Prompt: Copy out each line of the material below that holds the string "chmod".
++++
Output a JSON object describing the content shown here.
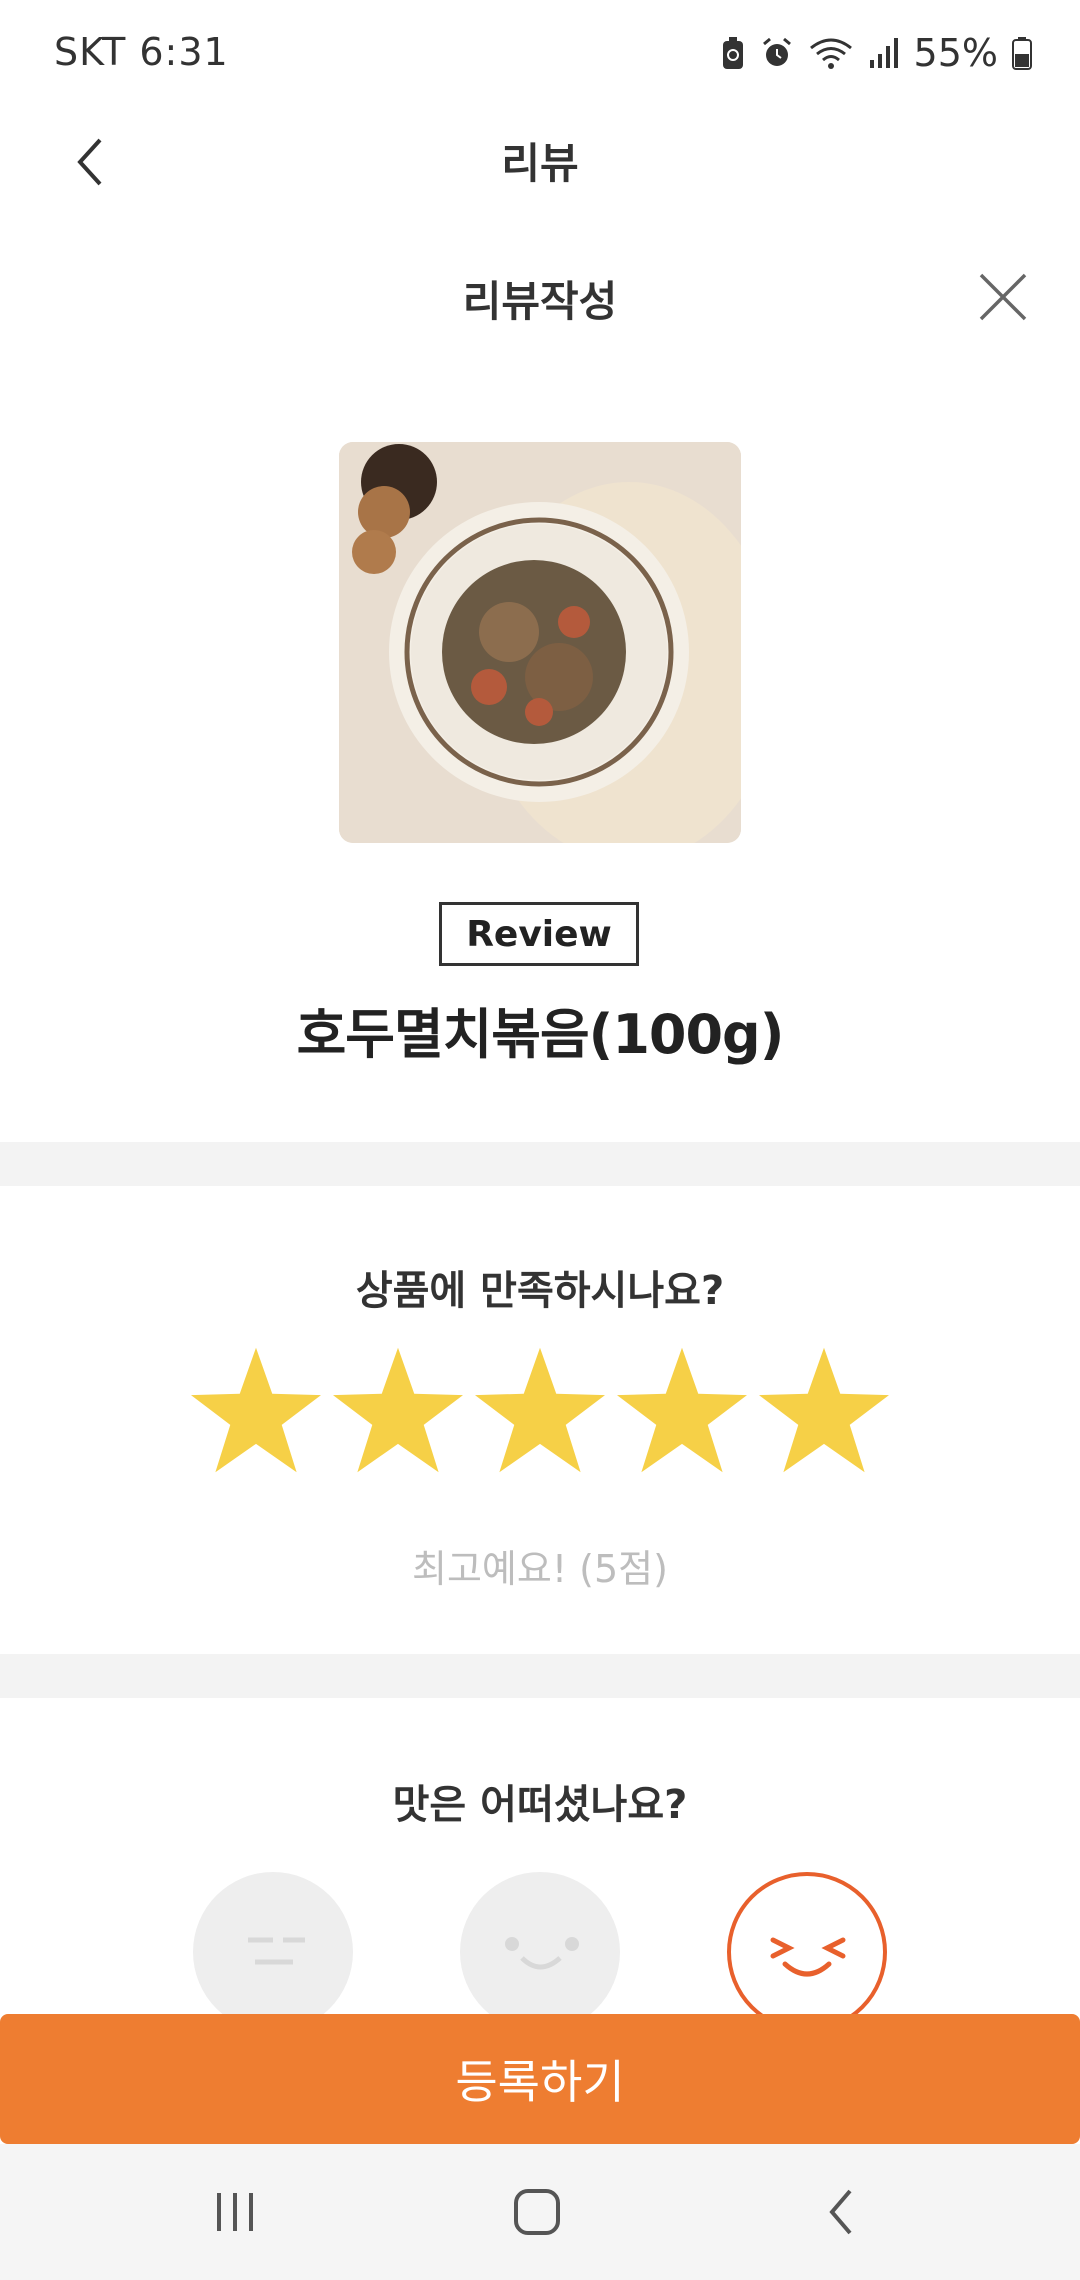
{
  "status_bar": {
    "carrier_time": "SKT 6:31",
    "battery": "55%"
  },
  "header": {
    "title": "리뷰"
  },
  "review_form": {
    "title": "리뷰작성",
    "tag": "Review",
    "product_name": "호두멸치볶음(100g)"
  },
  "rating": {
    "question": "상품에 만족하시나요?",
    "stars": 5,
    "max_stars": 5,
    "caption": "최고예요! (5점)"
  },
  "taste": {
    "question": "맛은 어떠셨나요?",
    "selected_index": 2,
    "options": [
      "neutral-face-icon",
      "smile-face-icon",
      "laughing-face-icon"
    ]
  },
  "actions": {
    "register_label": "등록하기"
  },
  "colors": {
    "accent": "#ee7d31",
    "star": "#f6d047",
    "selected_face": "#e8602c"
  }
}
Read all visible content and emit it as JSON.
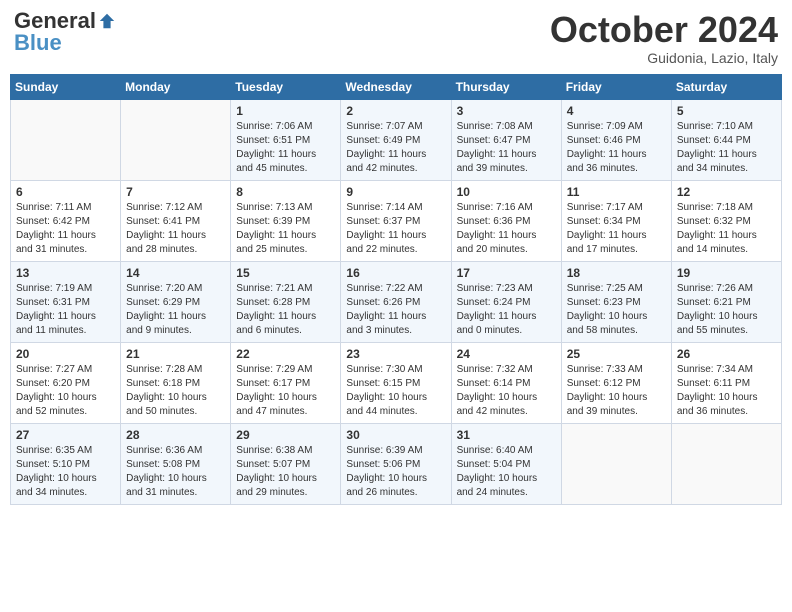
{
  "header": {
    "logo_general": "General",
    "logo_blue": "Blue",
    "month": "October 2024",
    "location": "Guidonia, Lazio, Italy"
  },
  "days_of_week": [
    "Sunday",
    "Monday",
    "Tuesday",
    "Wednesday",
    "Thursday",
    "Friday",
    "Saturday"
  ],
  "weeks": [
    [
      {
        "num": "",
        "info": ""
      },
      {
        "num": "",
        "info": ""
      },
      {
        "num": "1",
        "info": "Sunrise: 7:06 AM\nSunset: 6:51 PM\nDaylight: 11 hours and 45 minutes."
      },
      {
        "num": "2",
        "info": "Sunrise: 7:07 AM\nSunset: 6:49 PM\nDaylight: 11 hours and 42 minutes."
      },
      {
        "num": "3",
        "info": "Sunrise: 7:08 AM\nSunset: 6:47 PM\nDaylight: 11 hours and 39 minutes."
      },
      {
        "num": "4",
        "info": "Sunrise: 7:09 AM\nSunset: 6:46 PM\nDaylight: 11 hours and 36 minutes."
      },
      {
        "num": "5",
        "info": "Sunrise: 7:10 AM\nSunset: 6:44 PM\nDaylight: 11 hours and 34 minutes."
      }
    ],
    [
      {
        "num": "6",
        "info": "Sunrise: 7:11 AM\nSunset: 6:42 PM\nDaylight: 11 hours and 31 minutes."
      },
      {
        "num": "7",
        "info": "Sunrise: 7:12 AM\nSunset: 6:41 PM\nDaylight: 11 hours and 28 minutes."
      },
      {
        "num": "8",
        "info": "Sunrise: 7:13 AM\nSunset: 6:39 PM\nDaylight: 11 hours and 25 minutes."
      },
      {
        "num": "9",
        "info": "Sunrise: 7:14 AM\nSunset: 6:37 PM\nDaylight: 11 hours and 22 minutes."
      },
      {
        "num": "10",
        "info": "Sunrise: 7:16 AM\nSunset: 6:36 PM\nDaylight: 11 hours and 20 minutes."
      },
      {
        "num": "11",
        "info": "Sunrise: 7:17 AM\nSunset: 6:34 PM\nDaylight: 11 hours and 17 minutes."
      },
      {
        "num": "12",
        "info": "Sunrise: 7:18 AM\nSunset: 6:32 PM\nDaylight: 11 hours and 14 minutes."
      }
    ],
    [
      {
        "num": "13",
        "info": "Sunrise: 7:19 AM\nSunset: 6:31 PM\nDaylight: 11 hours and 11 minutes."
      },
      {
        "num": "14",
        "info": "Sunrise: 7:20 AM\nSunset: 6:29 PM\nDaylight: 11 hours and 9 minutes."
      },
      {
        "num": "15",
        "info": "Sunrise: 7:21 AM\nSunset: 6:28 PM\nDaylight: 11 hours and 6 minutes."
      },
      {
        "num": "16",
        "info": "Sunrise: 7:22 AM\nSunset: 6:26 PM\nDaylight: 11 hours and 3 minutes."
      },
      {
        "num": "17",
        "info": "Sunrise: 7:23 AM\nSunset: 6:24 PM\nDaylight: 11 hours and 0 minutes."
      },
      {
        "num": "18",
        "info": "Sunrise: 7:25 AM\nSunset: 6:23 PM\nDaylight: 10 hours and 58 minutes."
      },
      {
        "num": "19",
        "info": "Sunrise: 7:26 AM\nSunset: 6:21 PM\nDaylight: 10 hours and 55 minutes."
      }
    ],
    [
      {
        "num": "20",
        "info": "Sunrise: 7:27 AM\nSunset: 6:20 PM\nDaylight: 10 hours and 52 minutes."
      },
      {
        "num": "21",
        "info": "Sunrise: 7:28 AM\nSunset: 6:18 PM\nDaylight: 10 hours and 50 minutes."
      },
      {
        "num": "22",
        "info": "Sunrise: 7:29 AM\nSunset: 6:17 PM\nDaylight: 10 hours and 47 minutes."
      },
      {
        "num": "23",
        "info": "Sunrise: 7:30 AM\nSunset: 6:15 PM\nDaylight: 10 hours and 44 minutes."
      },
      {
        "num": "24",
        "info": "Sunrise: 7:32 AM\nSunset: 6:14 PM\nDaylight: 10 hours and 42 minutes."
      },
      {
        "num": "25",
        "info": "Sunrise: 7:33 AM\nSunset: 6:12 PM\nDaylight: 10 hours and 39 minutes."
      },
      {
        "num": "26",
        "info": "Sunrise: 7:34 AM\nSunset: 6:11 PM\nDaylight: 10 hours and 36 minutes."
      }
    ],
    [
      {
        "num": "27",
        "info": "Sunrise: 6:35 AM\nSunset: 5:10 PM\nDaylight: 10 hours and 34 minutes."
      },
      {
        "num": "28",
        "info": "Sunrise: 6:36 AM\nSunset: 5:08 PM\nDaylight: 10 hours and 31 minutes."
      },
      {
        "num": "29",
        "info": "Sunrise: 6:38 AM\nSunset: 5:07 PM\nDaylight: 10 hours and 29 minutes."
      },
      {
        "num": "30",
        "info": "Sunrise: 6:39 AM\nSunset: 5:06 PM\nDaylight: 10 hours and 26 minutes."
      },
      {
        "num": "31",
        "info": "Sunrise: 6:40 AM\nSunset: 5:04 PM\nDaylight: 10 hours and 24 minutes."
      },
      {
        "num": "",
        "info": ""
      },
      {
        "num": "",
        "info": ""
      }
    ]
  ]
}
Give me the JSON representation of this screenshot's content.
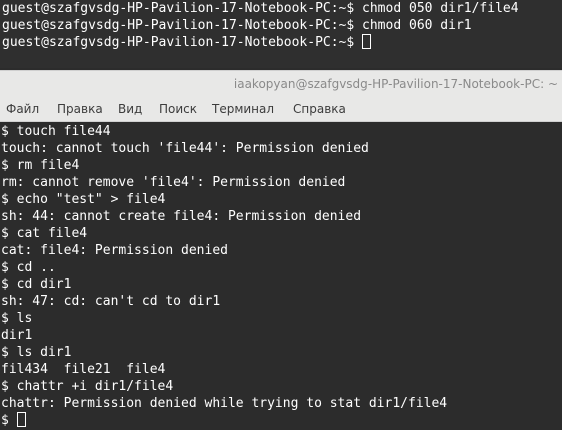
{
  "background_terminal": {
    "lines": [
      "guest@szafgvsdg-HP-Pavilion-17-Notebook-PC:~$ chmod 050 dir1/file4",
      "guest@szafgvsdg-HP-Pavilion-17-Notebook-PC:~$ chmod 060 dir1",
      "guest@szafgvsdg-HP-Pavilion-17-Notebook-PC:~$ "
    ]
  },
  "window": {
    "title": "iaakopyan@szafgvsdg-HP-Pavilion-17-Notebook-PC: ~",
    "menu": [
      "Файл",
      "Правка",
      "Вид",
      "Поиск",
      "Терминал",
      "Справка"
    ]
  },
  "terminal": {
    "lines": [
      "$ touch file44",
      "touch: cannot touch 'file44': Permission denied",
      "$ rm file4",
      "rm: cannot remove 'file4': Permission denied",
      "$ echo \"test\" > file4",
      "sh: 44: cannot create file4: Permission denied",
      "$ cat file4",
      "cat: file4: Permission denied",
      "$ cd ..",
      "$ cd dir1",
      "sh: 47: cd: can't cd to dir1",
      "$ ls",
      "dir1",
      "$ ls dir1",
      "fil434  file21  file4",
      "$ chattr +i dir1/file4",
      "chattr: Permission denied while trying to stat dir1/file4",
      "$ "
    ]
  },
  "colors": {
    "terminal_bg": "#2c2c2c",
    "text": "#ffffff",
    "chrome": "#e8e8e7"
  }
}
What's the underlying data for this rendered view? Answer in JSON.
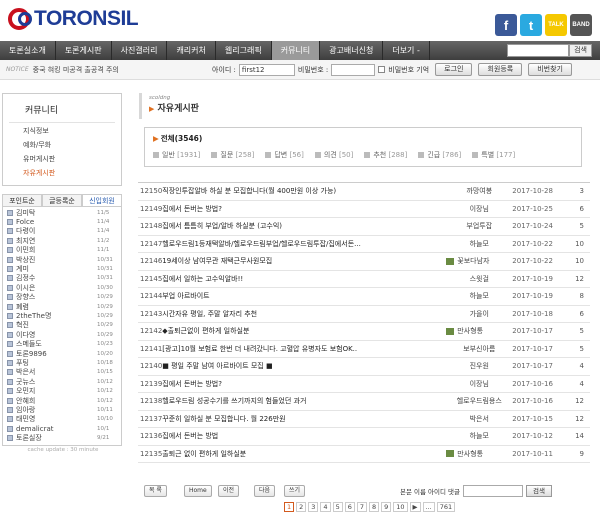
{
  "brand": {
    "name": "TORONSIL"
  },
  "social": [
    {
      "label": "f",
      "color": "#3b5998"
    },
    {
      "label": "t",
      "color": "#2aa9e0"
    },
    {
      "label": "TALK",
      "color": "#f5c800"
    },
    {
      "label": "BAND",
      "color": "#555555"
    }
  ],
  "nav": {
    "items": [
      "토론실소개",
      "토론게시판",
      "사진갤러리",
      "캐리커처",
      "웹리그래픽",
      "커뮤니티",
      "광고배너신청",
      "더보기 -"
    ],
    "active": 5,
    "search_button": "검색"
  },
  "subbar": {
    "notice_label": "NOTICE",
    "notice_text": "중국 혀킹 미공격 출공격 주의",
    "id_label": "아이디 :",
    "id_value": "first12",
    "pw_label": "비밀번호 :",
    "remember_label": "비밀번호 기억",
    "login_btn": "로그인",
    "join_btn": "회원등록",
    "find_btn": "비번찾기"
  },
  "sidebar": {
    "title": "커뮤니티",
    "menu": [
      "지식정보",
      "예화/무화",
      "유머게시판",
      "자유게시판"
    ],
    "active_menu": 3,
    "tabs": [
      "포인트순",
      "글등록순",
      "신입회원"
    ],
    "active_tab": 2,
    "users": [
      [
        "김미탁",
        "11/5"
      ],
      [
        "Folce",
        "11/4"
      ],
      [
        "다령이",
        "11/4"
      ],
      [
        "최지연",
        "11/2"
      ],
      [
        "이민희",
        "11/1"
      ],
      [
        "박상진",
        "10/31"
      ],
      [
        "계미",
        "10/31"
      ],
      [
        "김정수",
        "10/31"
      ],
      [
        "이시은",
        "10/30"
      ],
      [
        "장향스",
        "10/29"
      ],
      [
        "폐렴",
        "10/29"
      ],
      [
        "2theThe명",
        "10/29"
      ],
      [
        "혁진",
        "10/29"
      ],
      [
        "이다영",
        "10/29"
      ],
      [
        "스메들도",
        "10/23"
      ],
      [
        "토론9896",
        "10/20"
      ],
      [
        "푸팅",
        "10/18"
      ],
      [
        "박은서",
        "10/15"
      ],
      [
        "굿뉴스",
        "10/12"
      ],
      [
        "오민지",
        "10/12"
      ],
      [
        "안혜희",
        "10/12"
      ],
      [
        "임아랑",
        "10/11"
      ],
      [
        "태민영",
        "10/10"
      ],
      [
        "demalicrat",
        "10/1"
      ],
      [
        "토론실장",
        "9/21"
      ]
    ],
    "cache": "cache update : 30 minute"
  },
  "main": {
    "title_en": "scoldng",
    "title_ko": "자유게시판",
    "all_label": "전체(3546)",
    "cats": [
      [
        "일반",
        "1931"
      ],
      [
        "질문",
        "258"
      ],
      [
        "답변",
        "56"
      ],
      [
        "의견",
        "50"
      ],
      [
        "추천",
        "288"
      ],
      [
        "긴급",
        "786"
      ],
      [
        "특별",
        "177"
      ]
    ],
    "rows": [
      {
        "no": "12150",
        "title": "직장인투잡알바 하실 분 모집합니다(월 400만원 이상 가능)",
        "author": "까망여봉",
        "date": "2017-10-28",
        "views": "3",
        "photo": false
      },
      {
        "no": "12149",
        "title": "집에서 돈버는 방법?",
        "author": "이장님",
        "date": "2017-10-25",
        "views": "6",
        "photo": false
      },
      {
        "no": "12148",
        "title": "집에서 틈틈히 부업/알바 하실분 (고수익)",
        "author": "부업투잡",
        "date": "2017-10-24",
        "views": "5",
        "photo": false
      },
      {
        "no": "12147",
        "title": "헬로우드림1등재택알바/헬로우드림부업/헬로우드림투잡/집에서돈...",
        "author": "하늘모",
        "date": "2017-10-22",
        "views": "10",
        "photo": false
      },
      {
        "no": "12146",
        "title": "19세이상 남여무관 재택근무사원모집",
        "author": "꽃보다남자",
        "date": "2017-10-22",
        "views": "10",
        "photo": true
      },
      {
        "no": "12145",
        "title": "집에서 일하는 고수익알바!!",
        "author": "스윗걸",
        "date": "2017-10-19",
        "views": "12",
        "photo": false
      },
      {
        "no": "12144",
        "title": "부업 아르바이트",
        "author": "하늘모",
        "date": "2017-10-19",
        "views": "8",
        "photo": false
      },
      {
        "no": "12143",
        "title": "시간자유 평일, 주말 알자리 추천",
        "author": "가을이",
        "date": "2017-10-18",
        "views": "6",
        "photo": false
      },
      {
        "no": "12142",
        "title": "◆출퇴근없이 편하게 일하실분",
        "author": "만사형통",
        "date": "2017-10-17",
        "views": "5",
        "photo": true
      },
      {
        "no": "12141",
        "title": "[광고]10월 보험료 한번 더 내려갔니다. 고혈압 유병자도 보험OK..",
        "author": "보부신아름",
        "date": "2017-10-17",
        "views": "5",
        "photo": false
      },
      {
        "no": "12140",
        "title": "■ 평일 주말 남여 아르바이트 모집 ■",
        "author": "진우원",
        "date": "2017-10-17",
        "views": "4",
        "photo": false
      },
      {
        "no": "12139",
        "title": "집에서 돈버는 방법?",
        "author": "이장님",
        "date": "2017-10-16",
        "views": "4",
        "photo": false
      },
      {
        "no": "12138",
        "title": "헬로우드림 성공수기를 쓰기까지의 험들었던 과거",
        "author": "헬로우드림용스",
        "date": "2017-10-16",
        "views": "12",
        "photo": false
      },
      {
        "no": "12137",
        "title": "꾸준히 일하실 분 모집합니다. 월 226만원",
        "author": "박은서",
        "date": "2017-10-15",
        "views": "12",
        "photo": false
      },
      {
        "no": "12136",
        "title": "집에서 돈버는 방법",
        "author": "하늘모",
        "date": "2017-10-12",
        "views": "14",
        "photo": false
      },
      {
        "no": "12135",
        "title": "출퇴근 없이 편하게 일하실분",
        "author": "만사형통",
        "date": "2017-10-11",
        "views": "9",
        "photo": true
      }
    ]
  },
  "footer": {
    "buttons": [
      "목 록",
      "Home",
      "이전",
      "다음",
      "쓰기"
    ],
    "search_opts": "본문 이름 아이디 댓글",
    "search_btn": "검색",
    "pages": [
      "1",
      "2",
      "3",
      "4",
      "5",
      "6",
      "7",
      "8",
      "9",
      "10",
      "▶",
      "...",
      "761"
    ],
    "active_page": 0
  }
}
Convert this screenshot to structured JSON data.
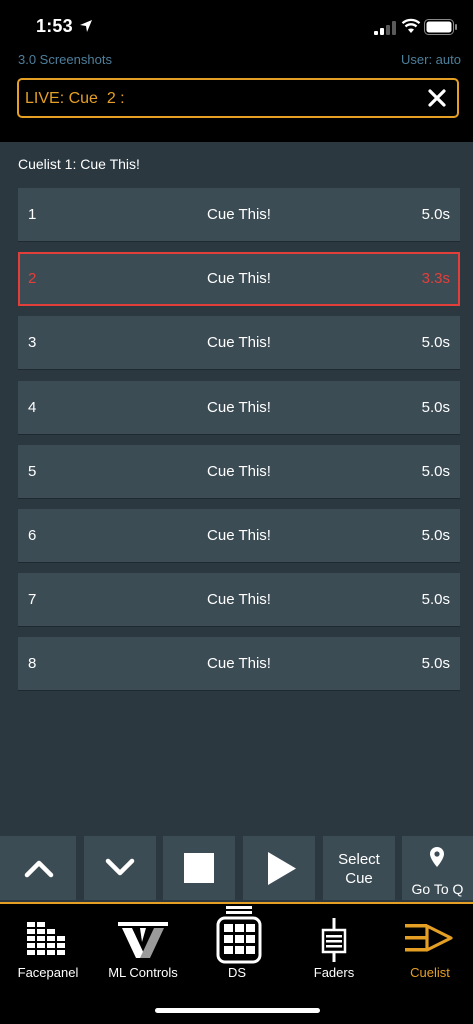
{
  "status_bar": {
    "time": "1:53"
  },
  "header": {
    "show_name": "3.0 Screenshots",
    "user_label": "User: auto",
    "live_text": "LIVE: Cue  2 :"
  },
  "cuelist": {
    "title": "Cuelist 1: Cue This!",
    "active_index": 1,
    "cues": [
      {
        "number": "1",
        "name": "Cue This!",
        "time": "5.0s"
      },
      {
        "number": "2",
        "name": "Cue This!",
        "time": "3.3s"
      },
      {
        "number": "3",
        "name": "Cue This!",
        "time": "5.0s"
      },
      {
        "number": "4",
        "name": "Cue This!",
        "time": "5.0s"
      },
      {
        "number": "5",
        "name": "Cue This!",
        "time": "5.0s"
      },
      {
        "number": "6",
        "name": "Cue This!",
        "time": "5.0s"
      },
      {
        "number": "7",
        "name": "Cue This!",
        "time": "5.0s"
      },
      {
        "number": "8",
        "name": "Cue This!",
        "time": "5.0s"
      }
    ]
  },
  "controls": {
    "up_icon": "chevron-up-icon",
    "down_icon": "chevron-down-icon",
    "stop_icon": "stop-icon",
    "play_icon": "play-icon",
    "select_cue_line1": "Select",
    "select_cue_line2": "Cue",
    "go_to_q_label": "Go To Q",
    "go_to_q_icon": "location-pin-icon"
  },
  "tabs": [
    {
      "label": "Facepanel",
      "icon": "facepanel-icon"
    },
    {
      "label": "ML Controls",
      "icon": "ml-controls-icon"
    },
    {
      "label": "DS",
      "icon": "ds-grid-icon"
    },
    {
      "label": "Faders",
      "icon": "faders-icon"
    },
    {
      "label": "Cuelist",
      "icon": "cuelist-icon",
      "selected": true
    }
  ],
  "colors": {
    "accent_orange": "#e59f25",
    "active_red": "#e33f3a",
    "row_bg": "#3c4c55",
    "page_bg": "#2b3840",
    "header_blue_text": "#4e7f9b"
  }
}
++++
Response to this exercise:
      "guest@szafgvsdg-HP-Pavilion-17-Notebook-PC:~$ chmod 050 dir1/file4",
      "guest@szafgvsdg-HP-Pavilion-17-Notebook-PC:~$ chmod 060 dir1",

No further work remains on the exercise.